> _DIRECTION_:
Report, as a bare number, how many lines contain the string "slide".
-- begin INPUT DATA --
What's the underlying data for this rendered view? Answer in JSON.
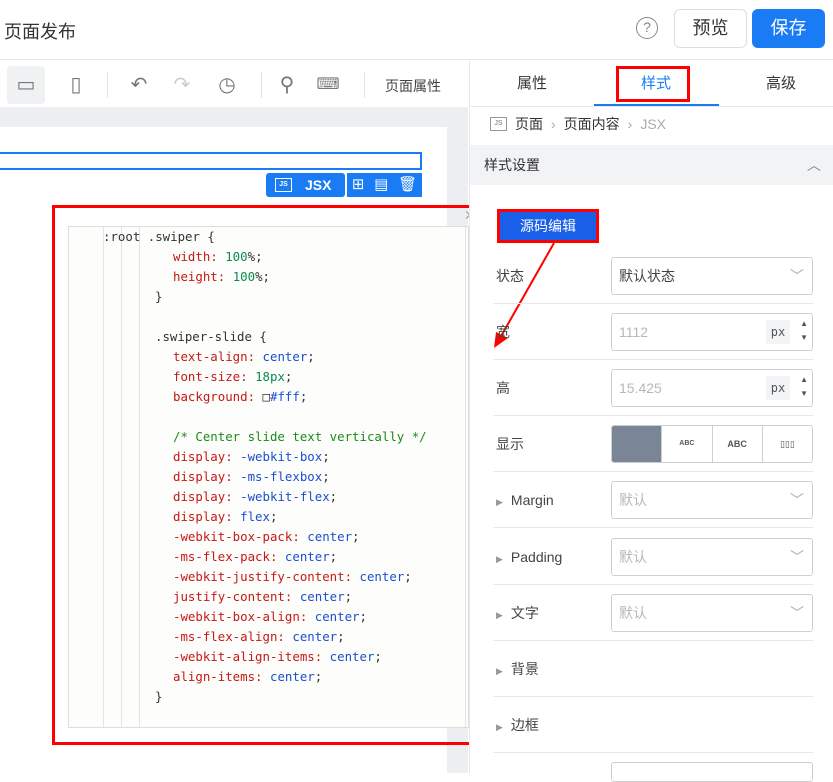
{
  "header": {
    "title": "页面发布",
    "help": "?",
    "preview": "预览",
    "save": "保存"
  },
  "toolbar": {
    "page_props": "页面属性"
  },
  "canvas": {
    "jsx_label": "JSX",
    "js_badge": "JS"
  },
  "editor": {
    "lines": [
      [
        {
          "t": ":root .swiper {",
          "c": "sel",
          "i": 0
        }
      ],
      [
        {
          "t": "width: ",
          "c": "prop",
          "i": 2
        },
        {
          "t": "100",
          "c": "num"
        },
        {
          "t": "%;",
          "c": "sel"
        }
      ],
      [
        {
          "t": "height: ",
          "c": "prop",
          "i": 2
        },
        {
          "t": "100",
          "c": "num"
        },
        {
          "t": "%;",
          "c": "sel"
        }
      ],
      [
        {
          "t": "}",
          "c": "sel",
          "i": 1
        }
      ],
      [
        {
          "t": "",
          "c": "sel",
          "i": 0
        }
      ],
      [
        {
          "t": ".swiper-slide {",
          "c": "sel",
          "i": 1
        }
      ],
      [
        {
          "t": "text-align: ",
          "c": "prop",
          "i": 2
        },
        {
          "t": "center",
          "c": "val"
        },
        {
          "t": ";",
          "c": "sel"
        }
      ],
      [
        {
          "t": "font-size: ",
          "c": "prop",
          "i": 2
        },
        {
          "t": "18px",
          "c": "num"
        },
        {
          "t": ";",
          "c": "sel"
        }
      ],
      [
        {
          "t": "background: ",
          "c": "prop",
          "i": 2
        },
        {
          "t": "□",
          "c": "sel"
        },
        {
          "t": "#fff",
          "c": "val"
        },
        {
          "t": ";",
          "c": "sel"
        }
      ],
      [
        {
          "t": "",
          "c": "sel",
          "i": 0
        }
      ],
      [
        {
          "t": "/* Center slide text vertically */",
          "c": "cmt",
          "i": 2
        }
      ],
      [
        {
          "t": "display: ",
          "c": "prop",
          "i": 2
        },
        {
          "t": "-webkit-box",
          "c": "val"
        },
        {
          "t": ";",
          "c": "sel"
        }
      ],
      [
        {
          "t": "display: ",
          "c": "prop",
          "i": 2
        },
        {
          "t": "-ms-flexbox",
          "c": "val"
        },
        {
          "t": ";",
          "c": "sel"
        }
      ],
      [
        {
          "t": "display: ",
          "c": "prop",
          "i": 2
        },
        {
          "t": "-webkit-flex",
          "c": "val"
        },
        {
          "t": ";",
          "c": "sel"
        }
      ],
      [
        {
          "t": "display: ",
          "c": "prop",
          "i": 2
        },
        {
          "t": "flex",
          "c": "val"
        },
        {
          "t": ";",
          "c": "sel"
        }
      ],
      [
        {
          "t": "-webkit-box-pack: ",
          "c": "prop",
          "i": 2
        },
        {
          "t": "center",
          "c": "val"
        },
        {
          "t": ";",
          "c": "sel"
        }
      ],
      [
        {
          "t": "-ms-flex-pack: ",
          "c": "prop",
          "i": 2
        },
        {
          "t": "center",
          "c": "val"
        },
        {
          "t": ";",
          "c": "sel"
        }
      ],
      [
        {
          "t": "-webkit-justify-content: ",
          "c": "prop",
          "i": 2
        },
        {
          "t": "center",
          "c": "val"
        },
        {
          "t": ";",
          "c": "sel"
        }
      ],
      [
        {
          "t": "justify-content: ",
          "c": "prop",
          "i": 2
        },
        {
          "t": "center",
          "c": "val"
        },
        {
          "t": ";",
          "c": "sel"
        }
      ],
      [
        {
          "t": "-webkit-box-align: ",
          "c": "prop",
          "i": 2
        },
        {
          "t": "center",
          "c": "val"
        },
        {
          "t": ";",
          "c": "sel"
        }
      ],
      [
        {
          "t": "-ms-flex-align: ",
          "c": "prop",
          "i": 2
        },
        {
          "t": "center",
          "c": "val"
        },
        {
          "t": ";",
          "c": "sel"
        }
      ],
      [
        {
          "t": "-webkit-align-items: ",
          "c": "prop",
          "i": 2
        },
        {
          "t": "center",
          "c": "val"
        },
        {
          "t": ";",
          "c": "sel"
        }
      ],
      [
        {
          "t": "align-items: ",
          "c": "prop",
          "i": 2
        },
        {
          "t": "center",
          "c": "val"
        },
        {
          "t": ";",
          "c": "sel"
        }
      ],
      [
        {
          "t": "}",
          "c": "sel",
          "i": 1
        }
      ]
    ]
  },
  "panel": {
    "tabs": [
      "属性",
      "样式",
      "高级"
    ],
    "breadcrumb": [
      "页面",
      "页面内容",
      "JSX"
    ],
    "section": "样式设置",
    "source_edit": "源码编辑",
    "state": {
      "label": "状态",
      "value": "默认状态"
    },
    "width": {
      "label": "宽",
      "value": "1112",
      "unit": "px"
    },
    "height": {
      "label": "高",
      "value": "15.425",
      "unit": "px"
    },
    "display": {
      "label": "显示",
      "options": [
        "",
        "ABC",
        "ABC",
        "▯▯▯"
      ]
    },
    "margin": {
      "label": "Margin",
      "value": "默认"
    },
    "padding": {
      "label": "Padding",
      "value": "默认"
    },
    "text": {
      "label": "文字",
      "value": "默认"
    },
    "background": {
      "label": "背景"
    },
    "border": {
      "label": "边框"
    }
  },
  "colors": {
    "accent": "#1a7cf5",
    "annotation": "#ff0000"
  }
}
-- end INPUT DATA --
-- begin INPUT DATA --
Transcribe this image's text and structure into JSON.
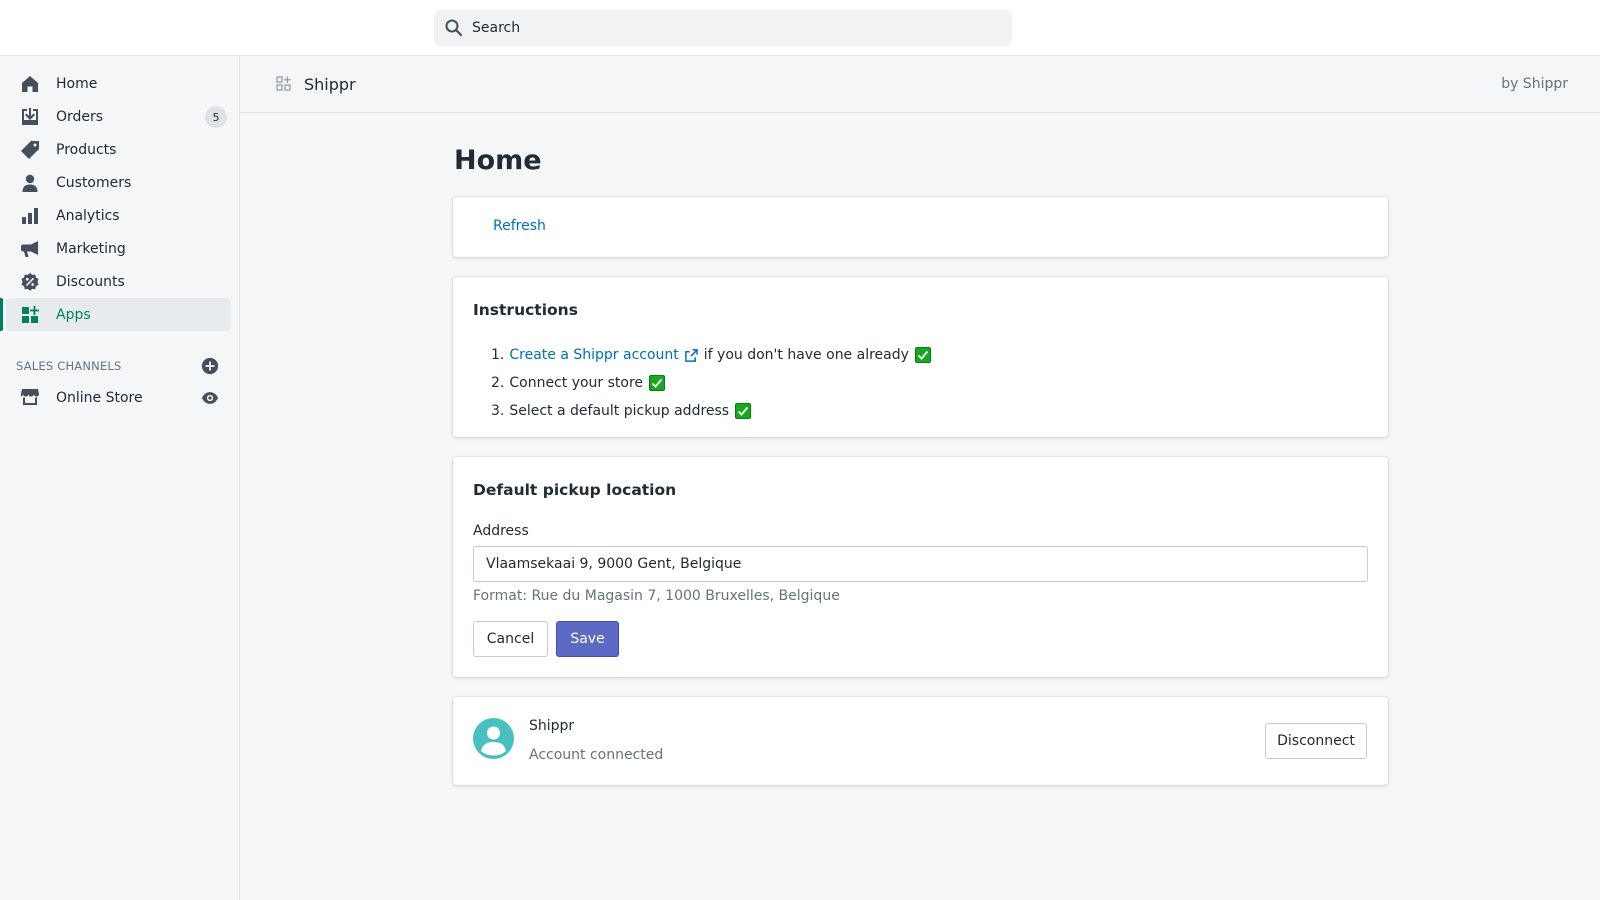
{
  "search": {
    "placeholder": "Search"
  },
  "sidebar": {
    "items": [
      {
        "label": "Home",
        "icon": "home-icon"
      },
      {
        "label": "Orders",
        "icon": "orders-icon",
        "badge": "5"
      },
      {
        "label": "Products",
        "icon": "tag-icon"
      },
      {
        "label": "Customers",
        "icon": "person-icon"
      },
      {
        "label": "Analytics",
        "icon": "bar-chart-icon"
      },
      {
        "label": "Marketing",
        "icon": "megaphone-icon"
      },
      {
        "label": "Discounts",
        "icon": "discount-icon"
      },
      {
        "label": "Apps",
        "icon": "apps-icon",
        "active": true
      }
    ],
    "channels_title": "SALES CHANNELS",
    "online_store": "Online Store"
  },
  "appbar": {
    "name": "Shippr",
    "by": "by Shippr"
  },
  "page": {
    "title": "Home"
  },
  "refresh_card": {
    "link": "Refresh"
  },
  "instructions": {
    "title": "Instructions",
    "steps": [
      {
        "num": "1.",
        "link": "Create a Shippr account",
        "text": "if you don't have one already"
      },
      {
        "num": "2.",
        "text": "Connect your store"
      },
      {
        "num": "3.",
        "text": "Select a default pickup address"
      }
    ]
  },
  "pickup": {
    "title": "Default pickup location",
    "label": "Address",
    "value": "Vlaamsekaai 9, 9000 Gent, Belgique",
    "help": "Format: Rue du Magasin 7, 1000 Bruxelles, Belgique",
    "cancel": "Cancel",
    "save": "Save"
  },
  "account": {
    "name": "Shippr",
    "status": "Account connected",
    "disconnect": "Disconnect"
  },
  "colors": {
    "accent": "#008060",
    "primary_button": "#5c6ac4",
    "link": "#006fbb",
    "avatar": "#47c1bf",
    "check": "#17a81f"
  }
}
-- end INPUT DATA --
-- begin INPUT DATA --
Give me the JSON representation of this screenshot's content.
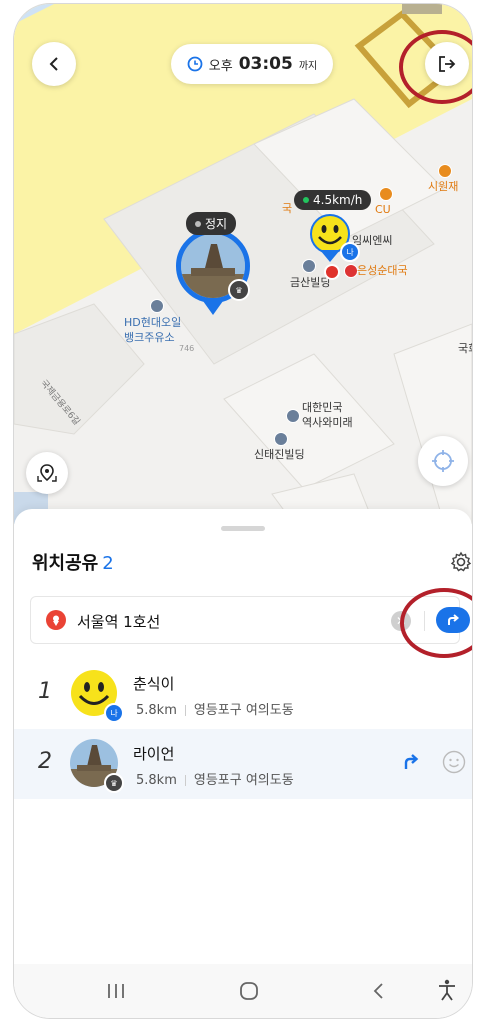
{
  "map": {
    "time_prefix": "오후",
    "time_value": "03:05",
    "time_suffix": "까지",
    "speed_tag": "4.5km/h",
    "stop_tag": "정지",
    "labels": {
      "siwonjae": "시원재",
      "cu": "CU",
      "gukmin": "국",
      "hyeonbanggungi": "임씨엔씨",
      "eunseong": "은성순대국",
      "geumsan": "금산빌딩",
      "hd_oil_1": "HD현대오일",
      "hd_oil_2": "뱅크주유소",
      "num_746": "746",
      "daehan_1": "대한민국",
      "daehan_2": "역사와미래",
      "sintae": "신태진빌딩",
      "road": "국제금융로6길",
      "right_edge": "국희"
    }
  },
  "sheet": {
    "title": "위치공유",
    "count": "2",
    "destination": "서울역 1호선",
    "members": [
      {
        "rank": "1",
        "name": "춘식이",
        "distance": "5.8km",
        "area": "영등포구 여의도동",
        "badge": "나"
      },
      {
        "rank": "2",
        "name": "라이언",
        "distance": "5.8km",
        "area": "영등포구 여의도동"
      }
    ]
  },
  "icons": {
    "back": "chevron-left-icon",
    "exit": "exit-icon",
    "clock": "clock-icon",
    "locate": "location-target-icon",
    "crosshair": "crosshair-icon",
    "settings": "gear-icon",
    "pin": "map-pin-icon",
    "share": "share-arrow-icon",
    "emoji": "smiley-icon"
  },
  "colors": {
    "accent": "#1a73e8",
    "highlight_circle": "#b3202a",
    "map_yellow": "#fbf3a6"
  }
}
-- end INPUT DATA --
> _EXERCISE SOLUTION_:
2